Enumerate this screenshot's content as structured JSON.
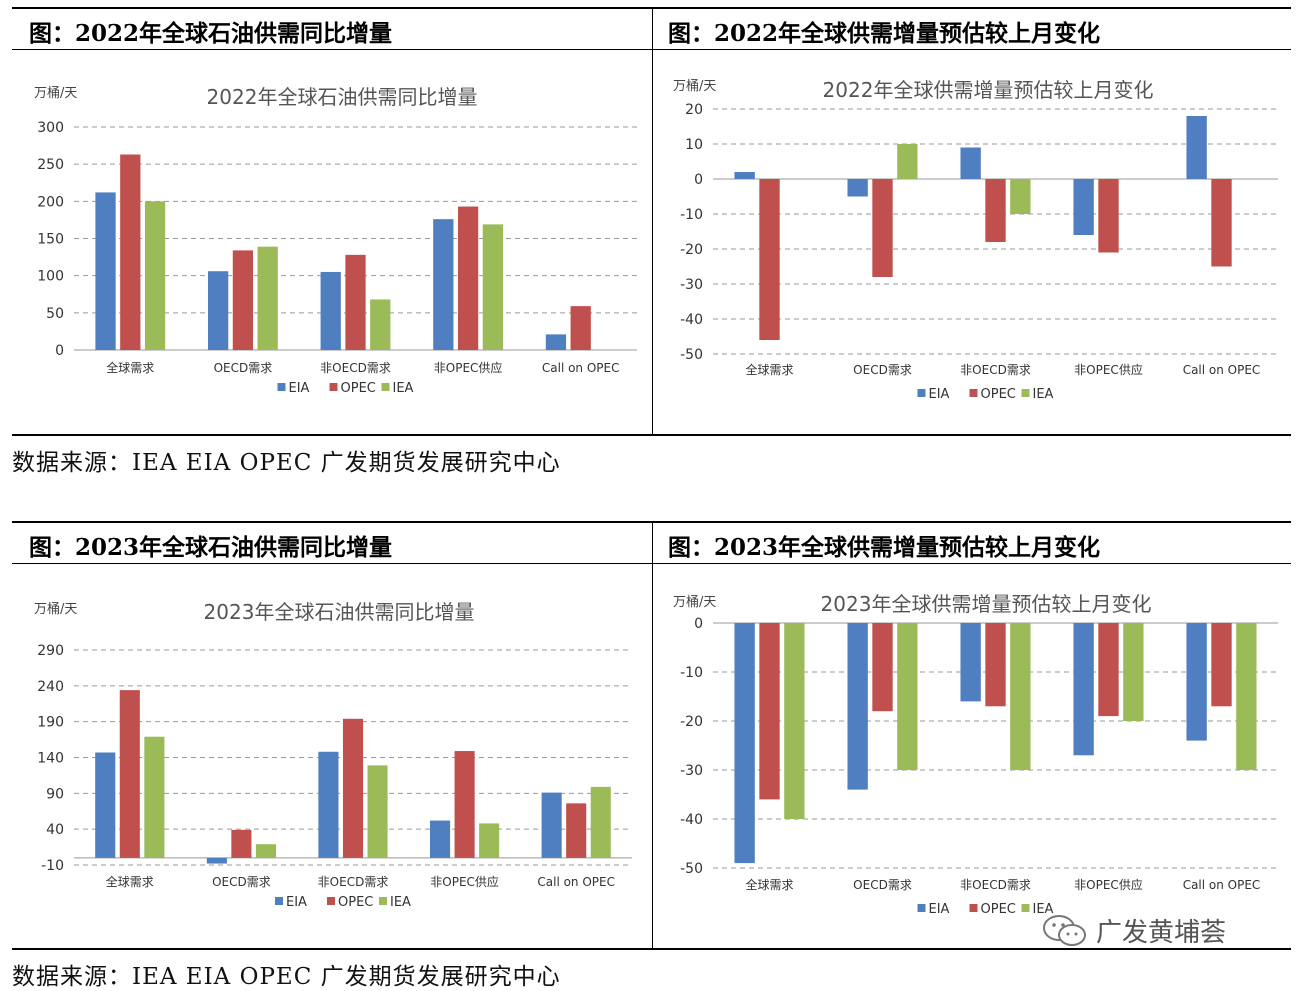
{
  "sections": [
    {
      "titles": [
        "图：2022年全球石油供需同比增量",
        "图：2022年全球供需增量预估较上月变化"
      ],
      "source": "数据来源：IEA EIA OPEC 广发期货发展研究中心"
    },
    {
      "titles": [
        "图：2023年全球石油供需同比增量",
        "图：2023年全球供需增量预估较上月变化"
      ],
      "source": "数据来源：IEA EIA OPEC 广发期货发展研究中心"
    }
  ],
  "watermark": {
    "text": "广发黄埔荟",
    "icon": "wechat-icon"
  },
  "colors": {
    "EIA": "#4f7fc0",
    "OPEC": "#c0504d",
    "IEA": "#9bbb59",
    "grid": "#9a9a9a"
  },
  "chart_data": [
    {
      "type": "bar",
      "title": "2022年全球石油供需同比增量",
      "unit": "万桶/天",
      "categories": [
        "全球需求",
        "OECD需求",
        "非OECD需求",
        "非OPEC供应",
        "Call on OPEC"
      ],
      "series": [
        {
          "name": "EIA",
          "values": [
            212,
            106,
            105,
            176,
            21
          ]
        },
        {
          "name": "OPEC",
          "values": [
            263,
            134,
            128,
            193,
            59
          ]
        },
        {
          "name": "IEA",
          "values": [
            200,
            139,
            68,
            169,
            null
          ]
        }
      ],
      "ylim": [
        0,
        300
      ],
      "yticks": [
        0,
        50,
        100,
        150,
        200,
        250,
        300
      ],
      "grid": true,
      "legend": "bottom"
    },
    {
      "type": "bar",
      "title": "2022年全球供需增量预估较上月变化",
      "unit": "万桶/天",
      "categories": [
        "全球需求",
        "OECD需求",
        "非OECD需求",
        "非OPEC供应",
        "Call on OPEC"
      ],
      "series": [
        {
          "name": "EIA",
          "values": [
            2,
            -5,
            9,
            -16,
            18
          ]
        },
        {
          "name": "OPEC",
          "values": [
            -46,
            -28,
            -18,
            -21,
            -25
          ]
        },
        {
          "name": "IEA",
          "values": [
            null,
            10,
            -10,
            null,
            null
          ]
        }
      ],
      "ylim": [
        -50,
        20
      ],
      "yticks": [
        20,
        10,
        0,
        -10,
        -20,
        -30,
        -40,
        -50
      ],
      "grid": true,
      "legend": "bottom"
    },
    {
      "type": "bar",
      "title": "2023年全球石油供需同比增量",
      "unit": "万桶/天",
      "categories": [
        "全球需求",
        "OECD需求",
        "非OECD需求",
        "非OPEC供应",
        "Call on OPEC"
      ],
      "series": [
        {
          "name": "EIA",
          "values": [
            147,
            -8,
            148,
            52,
            91
          ]
        },
        {
          "name": "OPEC",
          "values": [
            234,
            39,
            194,
            149,
            76
          ]
        },
        {
          "name": "IEA",
          "values": [
            169,
            19,
            129,
            48,
            99
          ]
        }
      ],
      "ylim": [
        -10,
        290
      ],
      "yticks": [
        290,
        240,
        190,
        140,
        90,
        40,
        -10
      ],
      "grid": true,
      "legend": "bottom"
    },
    {
      "type": "bar",
      "title": "2023年全球供需增量预估较上月变化",
      "unit": "万桶/天",
      "categories": [
        "全球需求",
        "OECD需求",
        "非OECD需求",
        "非OPEC供应",
        "Call on OPEC"
      ],
      "series": [
        {
          "name": "EIA",
          "values": [
            -49,
            -34,
            -16,
            -27,
            -24
          ]
        },
        {
          "name": "OPEC",
          "values": [
            -36,
            -18,
            -17,
            -19,
            -17
          ]
        },
        {
          "name": "IEA",
          "values": [
            -40,
            -30,
            -30,
            -20,
            -30
          ]
        }
      ],
      "ylim": [
        -50,
        0
      ],
      "yticks": [
        0,
        -10,
        -20,
        -30,
        -40,
        -50
      ],
      "grid": true,
      "legend": "bottom"
    }
  ]
}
■ ■ ■ ■ ■ ■ ■
Exercise details
Would you return the data exactly as written, without the pictures?

Reply
Enumerate this screenshot's content as structured JSON.
{
  "sections": [
    {
      "titles": [
        "图：2022年全球石油供需同比增量",
        "图：2022年全球供需增量预估较上月变化"
      ],
      "source": "数据来源：IEA EIA OPEC 广发期货发展研究中心"
    },
    {
      "titles": [
        "图：2023年全球石油供需同比增量",
        "图：2023年全球供需增量预估较上月变化"
      ],
      "source": "数据来源：IEA EIA OPEC 广发期货发展研究中心"
    }
  ],
  "watermark": {
    "text": "广发黄埔荟",
    "icon": "wechat-icon"
  },
  "colors": {
    "EIA": "#4f7fc0",
    "OPEC": "#c0504d",
    "IEA": "#9bbb59",
    "grid": "#9a9a9a"
  },
  "chart_data": [
    {
      "type": "bar",
      "title": "2022年全球石油供需同比增量",
      "unit": "万桶/天",
      "categories": [
        "全球需求",
        "OECD需求",
        "非OECD需求",
        "非OPEC供应",
        "Call on OPEC"
      ],
      "series": [
        {
          "name": "EIA",
          "values": [
            212,
            106,
            105,
            176,
            21
          ]
        },
        {
          "name": "OPEC",
          "values": [
            263,
            134,
            128,
            193,
            59
          ]
        },
        {
          "name": "IEA",
          "values": [
            200,
            139,
            68,
            169,
            null
          ]
        }
      ],
      "ylim": [
        0,
        300
      ],
      "yticks": [
        0,
        50,
        100,
        150,
        200,
        250,
        300
      ],
      "grid": true,
      "legend": "bottom"
    },
    {
      "type": "bar",
      "title": "2022年全球供需增量预估较上月变化",
      "unit": "万桶/天",
      "categories": [
        "全球需求",
        "OECD需求",
        "非OECD需求",
        "非OPEC供应",
        "Call on OPEC"
      ],
      "series": [
        {
          "name": "EIA",
          "values": [
            2,
            -5,
            9,
            -16,
            18
          ]
        },
        {
          "name": "OPEC",
          "values": [
            -46,
            -28,
            -18,
            -21,
            -25
          ]
        },
        {
          "name": "IEA",
          "values": [
            null,
            10,
            -10,
            null,
            null
          ]
        }
      ],
      "ylim": [
        -50,
        20
      ],
      "yticks": [
        20,
        10,
        0,
        -10,
        -20,
        -30,
        -40,
        -50
      ],
      "grid": true,
      "legend": "bottom"
    },
    {
      "type": "bar",
      "title": "2023年全球石油供需同比增量",
      "unit": "万桶/天",
      "categories": [
        "全球需求",
        "OECD需求",
        "非OECD需求",
        "非OPEC供应",
        "Call on OPEC"
      ],
      "series": [
        {
          "name": "EIA",
          "values": [
            147,
            -8,
            148,
            52,
            91
          ]
        },
        {
          "name": "OPEC",
          "values": [
            234,
            39,
            194,
            149,
            76
          ]
        },
        {
          "name": "IEA",
          "values": [
            169,
            19,
            129,
            48,
            99
          ]
        }
      ],
      "ylim": [
        -10,
        290
      ],
      "yticks": [
        290,
        240,
        190,
        140,
        90,
        40,
        -10
      ],
      "grid": true,
      "legend": "bottom"
    },
    {
      "type": "bar",
      "title": "2023年全球供需增量预估较上月变化",
      "unit": "万桶/天",
      "categories": [
        "全球需求",
        "OECD需求",
        "非OECD需求",
        "非OPEC供应",
        "Call on OPEC"
      ],
      "series": [
        {
          "name": "EIA",
          "values": [
            -49,
            -34,
            -16,
            -27,
            -24
          ]
        },
        {
          "name": "OPEC",
          "values": [
            -36,
            -18,
            -17,
            -19,
            -17
          ]
        },
        {
          "name": "IEA",
          "values": [
            -40,
            -30,
            -30,
            -20,
            -30
          ]
        }
      ],
      "ylim": [
        -50,
        0
      ],
      "yticks": [
        0,
        -10,
        -20,
        -30,
        -40,
        -50
      ],
      "grid": true,
      "legend": "bottom"
    }
  ]
}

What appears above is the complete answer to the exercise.